Stored items

----------

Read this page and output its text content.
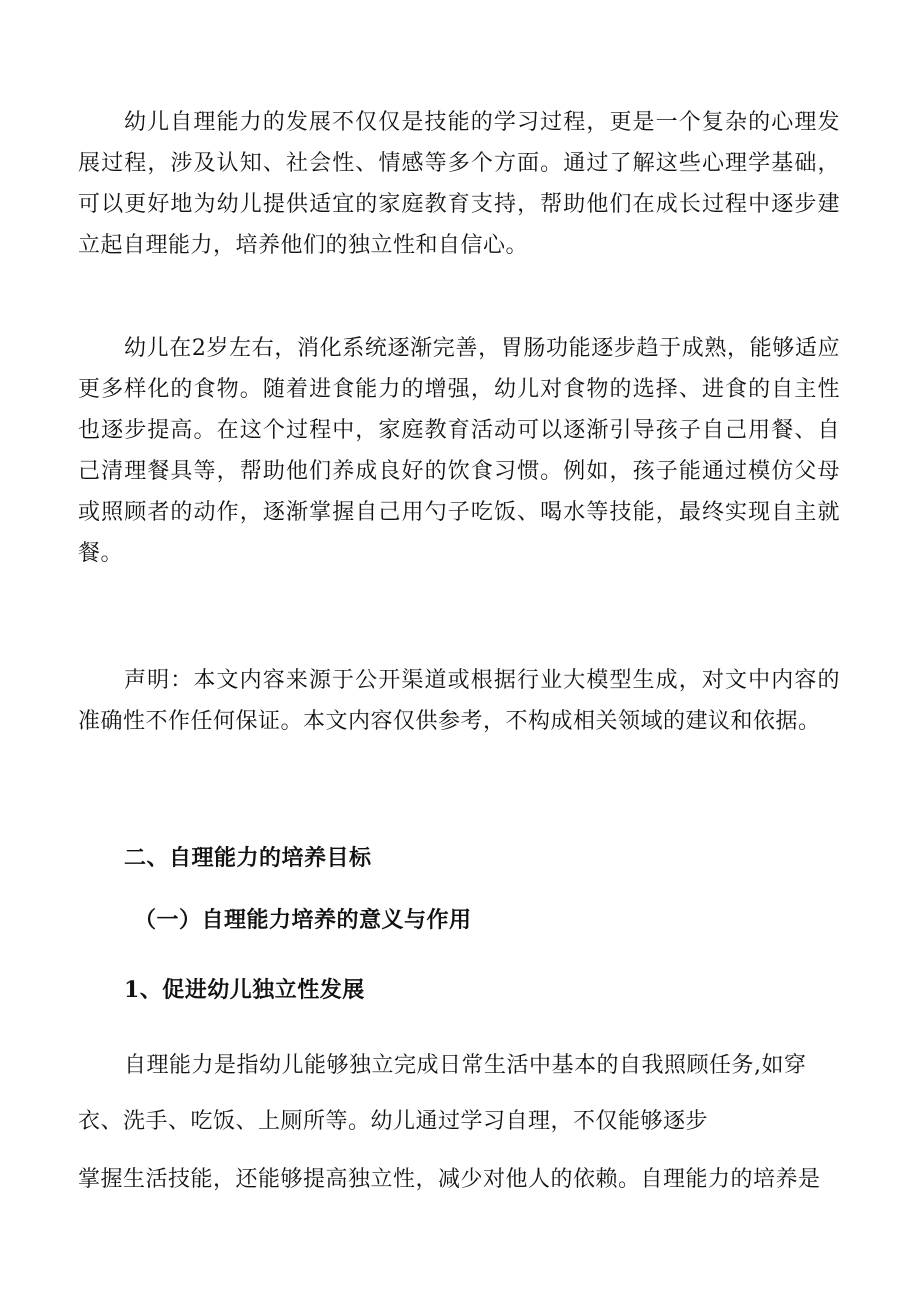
幼儿自理能力的发展不仅仅是技能的学习过程，更是一个复杂的心理发展过程，涉及认知、社会性、情感等多个方面。通过了解这些心理学基础，可以更好地为幼儿提供适宜的家庭教育支持，帮助他们在成长过程中逐步建立起自理能力，培养他们的独立性和自信心。

幼儿在2岁左右，消化系统逐渐完善，胃肠功能逐步趋于成熟，能够适应更多样化的食物。随着进食能力的增强，幼儿对食物的选择、进食的自主性也逐步提高。在这个过程中，家庭教育活动可以逐渐引导孩子自己用餐、自己清理餐具等，帮助他们养成良好的饮食习惯。例如，孩子能通过模仿父母或照顾者的动作，逐渐掌握自己用勺子吃饭、喝水等技能，最终实现自主就餐。

声明：本文内容来源于公开渠道或根据行业大模型生成，对文中内容的准确性不作任何保证。本文内容仅供参考，不构成相关领域的建议和依据。

二、自理能力的培养目标
（一）自理能力培养的意义与作用
1、促进幼儿独立性发展
自理能力是指幼儿能够独立完成日常生活中基本的自我照顾任务,如穿
衣、洗手、吃饭、上厕所等。幼儿通过学习自理，不仅能够逐步
掌握生活技能，还能够提高独立性，减少对他人的依赖。自理能力的培养是
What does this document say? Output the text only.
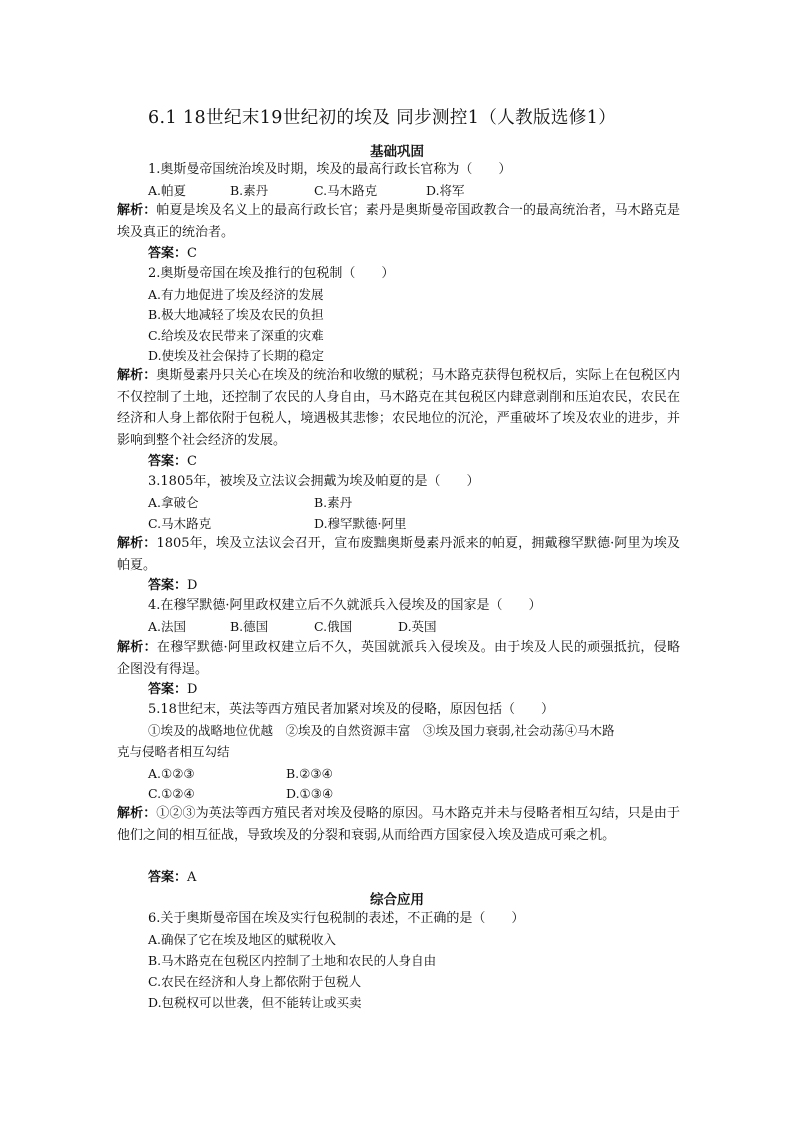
6.1 18世纪末19世纪初的埃及 同步测控1（人教版选修1）
基础巩固
1.奥斯曼帝国统治埃及时期，埃及的最高行政长官称为（　　）
A.帕夏	B.素丹	C.马木路克	D.将军
解析：帕夏是埃及名义上的最高行政长官；素丹是奥斯曼帝国政教合一的最高统治者，马木路克是埃及真正的统治者。
答案：C
2.奥斯曼帝国在埃及推行的包税制（　　）
A.有力地促进了埃及经济的发展
B.极大地减轻了埃及农民的负担
C.给埃及农民带来了深重的灾难
D.使埃及社会保持了长期的稳定
解析：奥斯曼素丹只关心在埃及的统治和收缴的赋税；马木路克获得包税权后，实际上在包税区内不仅控制了土地，还控制了农民的人身自由，马木路克在其包税区内肆意剥削和压迫农民，农民在经济和人身上都依附于包税人，境遇极其悲惨；农民地位的沉沦，严重破坏了埃及农业的进步，并影响到整个社会经济的发展。
答案：C
3.1805年，被埃及立法议会拥戴为埃及帕夏的是（　　）
A.拿破仑	B.素丹
C.马木路克	D.穆罕默德·阿里
解析：1805年，埃及立法议会召开，宣布废黜奥斯曼素丹派来的帕夏，拥戴穆罕默德·阿里为埃及帕夏。
答案：D
4.在穆罕默德·阿里政权建立后不久就派兵入侵埃及的国家是（　　）
A.法国	B.德国	C.俄国	D.英国
解析：在穆罕默德·阿里政权建立后不久，英国就派兵入侵埃及。由于埃及人民的顽强抵抗，侵略企图没有得逞。
答案：D
5.18世纪末，英法等西方殖民者加紧对埃及的侵略，原因包括（　　）
①埃及的战略地位优越　②埃及的自然资源丰富　③埃及国力衰弱,社会动荡④马木路
克与侵略者相互勾结
A.①②③	B.②③④
C.①②④	D.①③④
解析：①②③为英法等西方殖民者对埃及侵略的原因。马木路克并未与侵略者相互勾结，只是由于他们之间的相互征战，导致埃及的分裂和衰弱,从而给西方国家侵入埃及造成可乘之机。
答案：A
综合应用
6.关于奥斯曼帝国在埃及实行包税制的表述，不正确的是（　　）
A.确保了它在埃及地区的赋税收入
B.马木路克在包税区内控制了土地和农民的人身自由
C.农民在经济和人身上都依附于包税人
D.包税权可以世袭，但不能转让或买卖
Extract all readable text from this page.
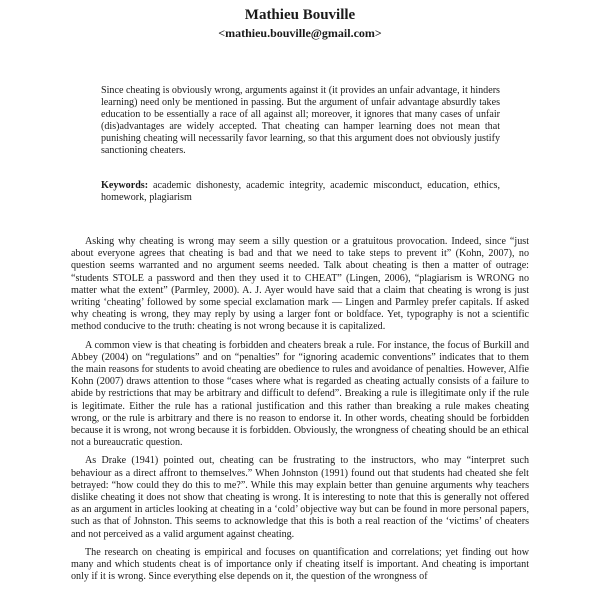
Mathieu Bouville
<mathieu.bouville@gmail.com>

Since cheating is obviously wrong, arguments against it (it provides an unfair advantage, it hinders learning) need only be mentioned in passing. But the argument of unfair advantage absurdly takes education to be essentially a race of all against all; moreover, it ignores that many cases of unfair (dis)advantages are widely accepted. That cheating can hamper learning does not mean that punishing cheating will necessarily favor learning, so that this argument does not obviously justify sanctioning cheaters.

Keywords: academic dishonesty, academic integrity, academic misconduct, education, ethics, homework, plagiarism

Asking why cheating is wrong may seem a silly question or a gratuitous provocation. Indeed, since “just about everyone agrees that cheating is bad and that we need to take steps to prevent it” (Kohn, 2007), no question seems warranted and no argument seems needed. Talk about cheating is then a matter of outrage: “students STOLE a password and then they used it to CHEAT” (Lingen, 2006), “plagiarism is WRONG no matter what the extent” (Parmley, 2000). A. J. Ayer would have said that a claim that cheating is wrong is just writing ‘cheating’ followed by some special exclamation mark — Lingen and Parmley prefer capitals. If asked why cheating is wrong, they may reply by using a larger font or boldface. Yet, typography is not a scientific method conducive to the truth: cheating is not wrong because it is capitalized.

A common view is that cheating is forbidden and cheaters break a rule. For instance, the focus of Burkill and Abbey (2004) on “regulations” and on “penalties” for “ignoring academic conventions” indicates that to them the main reasons for students to avoid cheating are obedience to rules and avoidance of penalties. However, Alfie Kohn (2007) draws attention to those “cases where what is regarded as cheating actually consists of a failure to abide by restrictions that may be arbitrary and difficult to defend”. Breaking a rule is illegitimate only if the rule is legitimate. Either the rule has a rational justification and this rather than breaking a rule makes cheating wrong, or the rule is arbitrary and there is no reason to endorse it. In other words, cheating should be forbidden because it is wrong, not wrong because it is forbidden. Obviously, the wrongness of cheating should be an ethical not a bureaucratic question.

As Drake (1941) pointed out, cheating can be frustrating to the instructors, who may “interpret such behaviour as a direct affront to themselves.” When Johnston (1991) found out that students had cheated she felt betrayed: “how could they do this to me?”. While this may explain better than genuine arguments why teachers dislike cheating it does not show that cheating is wrong. It is interesting to note that this is generally not offered as an argument in articles looking at cheating in a ‘cold’ objective way but can be found in more personal papers, such as that of Johnston. This seems to acknowledge that this is both a real reaction of the ‘victims’ of cheaters and not perceived as a valid argument against cheating.

The research on cheating is empirical and focuses on quantification and correlations; yet finding out how many and which students cheat is of importance only if cheating itself is important. And cheating is important only if it is wrong. Since everything else depends on it, the question of the wrongness of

----------

- _TO BE DONE_:
Repeat every record precisely. Any picture among them stays out of the copy.

- _OUTPUT FOR THIS EXERCISE_:
Read this page and output its text content.
幼儿自理能力的发展不仅仅是技能的学习过程，更是一个复杂的心理发展过程，涉及认知、社会性、情感等多个方面。通过了解这些心理学基础，可以更好地为幼儿提供适宜的家庭教育支持，帮助他们在成长过程中逐步建立起自理能力，培养他们的独立性和自信心。

幼儿在2岁左右，消化系统逐渐完善，胃肠功能逐步趋于成熟，能够适应更多样化的食物。随着进食能力的增强，幼儿对食物的选择、进食的自主性也逐步提高。在这个过程中，家庭教育活动可以逐渐引导孩子自己用餐、自己清理餐具等，帮助他们养成良好的饮食习惯。例如，孩子能通过模仿父母或照顾者的动作，逐渐掌握自己用勺子吃饭、喝水等技能，最终实现自主就餐。

声明：本文内容来源于公开渠道或根据行业大模型生成，对文中内容的准确性不作任何保证。本文内容仅供参考，不构成相关领域的建议和依据。

二、自理能力的培养目标
（一）自理能力培养的意义与作用
1、促进幼儿独立性发展
自理能力是指幼儿能够独立完成日常生活中基本的自我照顾任务,如穿
衣、洗手、吃饭、上厕所等。幼儿通过学习自理，不仅能够逐步
掌握生活技能，还能够提高独立性，减少对他人的依赖。自理能力的培养是
What does this document say? Output the text only.
6.1 18世纪末19世纪初的埃及 同步测控1（人教版选修1）
基础巩固
1.奥斯曼帝国统治埃及时期，埃及的最高行政长官称为（　　）
A.帕夏	B.素丹	C.马木路克	D.将军
解析：帕夏是埃及名义上的最高行政长官；素丹是奥斯曼帝国政教合一的最高统治者，马木路克是埃及真正的统治者。
答案：C
2.奥斯曼帝国在埃及推行的包税制（　　）
A.有力地促进了埃及经济的发展
B.极大地减轻了埃及农民的负担
C.给埃及农民带来了深重的灾难
D.使埃及社会保持了长期的稳定
解析：奥斯曼素丹只关心在埃及的统治和收缴的赋税；马木路克获得包税权后，实际上在包税区内不仅控制了土地，还控制了农民的人身自由，马木路克在其包税区内肆意剥削和压迫农民，农民在经济和人身上都依附于包税人，境遇极其悲惨；农民地位的沉沦，严重破坏了埃及农业的进步，并影响到整个社会经济的发展。
答案：C
3.1805年，被埃及立法议会拥戴为埃及帕夏的是（　　）
A.拿破仑	B.素丹
C.马木路克	D.穆罕默德·阿里
解析：1805年，埃及立法议会召开，宣布废黜奥斯曼素丹派来的帕夏，拥戴穆罕默德·阿里为埃及帕夏。
答案：D
4.在穆罕默德·阿里政权建立后不久就派兵入侵埃及的国家是（　　）
A.法国	B.德国	C.俄国	D.英国
解析：在穆罕默德·阿里政权建立后不久，英国就派兵入侵埃及。由于埃及人民的顽强抵抗，侵略企图没有得逞。
答案：D
5.18世纪末，英法等西方殖民者加紧对埃及的侵略，原因包括（　　）
①埃及的战略地位优越　②埃及的自然资源丰富　③埃及国力衰弱,社会动荡④马木路
克与侵略者相互勾结
A.①②③	B.②③④
C.①②④	D.①③④
解析：①②③为英法等西方殖民者对埃及侵略的原因。马木路克并未与侵略者相互勾结，只是由于他们之间的相互征战，导致埃及的分裂和衰弱,从而给西方国家侵入埃及造成可乘之机。
答案：A
综合应用
6.关于奥斯曼帝国在埃及实行包税制的表述，不正确的是（　　）
A.确保了它在埃及地区的赋税收入
B.马木路克在包税区内控制了土地和农民的人身自由
C.农民在经济和人身上都依附于包税人
D.包税权可以世袭，但不能转让或买卖
Extract all readable text from this page.
Mathieu Bouville
<mathieu.bouville@gmail.com>

Since cheating is obviously wrong, arguments against it (it provides an unfair advantage, it hinders learning) need only be mentioned in passing. But the argument of unfair advantage absurdly takes education to be essentially a race of all against all; moreover, it ignores that many cases of unfair (dis)advantages are widely accepted. That cheating can hamper learning does not mean that punishing cheating will necessarily favor learning, so that this argument does not obviously justify sanctioning cheaters.

Keywords: academic dishonesty, academic integrity, academic misconduct, education, ethics, homework, plagiarism

Asking why cheating is wrong may seem a silly question or a gratuitous provocation. Indeed, since “just about everyone agrees that cheating is bad and that we need to take steps to prevent it” (Kohn, 2007), no question seems warranted and no argument seems needed. Talk about cheating is then a matter of outrage: “students STOLE a password and then they used it to CHEAT” (Lingen, 2006), “plagiarism is WRONG no matter what the extent” (Parmley, 2000). A. J. Ayer would have said that a claim that cheating is wrong is just writing ‘cheating’ followed by some special exclamation mark — Lingen and Parmley prefer capitals. If asked why cheating is wrong, they may reply by using a larger font or boldface. Yet, typography is not a scientific method conducive to the truth: cheating is not wrong because it is capitalized.

A common view is that cheating is forbidden and cheaters break a rule. For instance, the focus of Burkill and Abbey (2004) on “regulations” and on “penalties” for “ignoring academic conventions” indicates that to them the main reasons for students to avoid cheating are obedience to rules and avoidance of penalties. However, Alfie Kohn (2007) draws attention to those “cases where what is regarded as cheating actually consists of a failure to abide by restrictions that may be arbitrary and difficult to defend”. Breaking a rule is illegitimate only if the rule is legitimate. Either the rule has a rational justification and this rather than breaking a rule makes cheating wrong, or the rule is arbitrary and there is no reason to endorse it. In other words, cheating should be forbidden because it is wrong, not wrong because it is forbidden. Obviously, the wrongness of cheating should be an ethical not a bureaucratic question.

As Drake (1941) pointed out, cheating can be frustrating to the instructors, who may “interpret such behaviour as a direct affront to themselves.” When Johnston (1991) found out that students had cheated she felt betrayed: “how could they do this to me?”. While this may explain better than genuine arguments why teachers dislike cheating it does not show that cheating is wrong. It is interesting to note that this is generally not offered as an argument in articles looking at cheating in a ‘cold’ objective way but can be found in more personal papers, such as that of Johnston. This seems to acknowledge that this is both a real reaction of the ‘victims’ of cheaters and not perceived as a valid argument against cheating.

The research on cheating is empirical and focuses on quantification and correlations; yet finding out how many and which students cheat is of importance only if cheating itself is important. And cheating is important only if it is wrong. Since everything else depends on it, the question of the wrongness of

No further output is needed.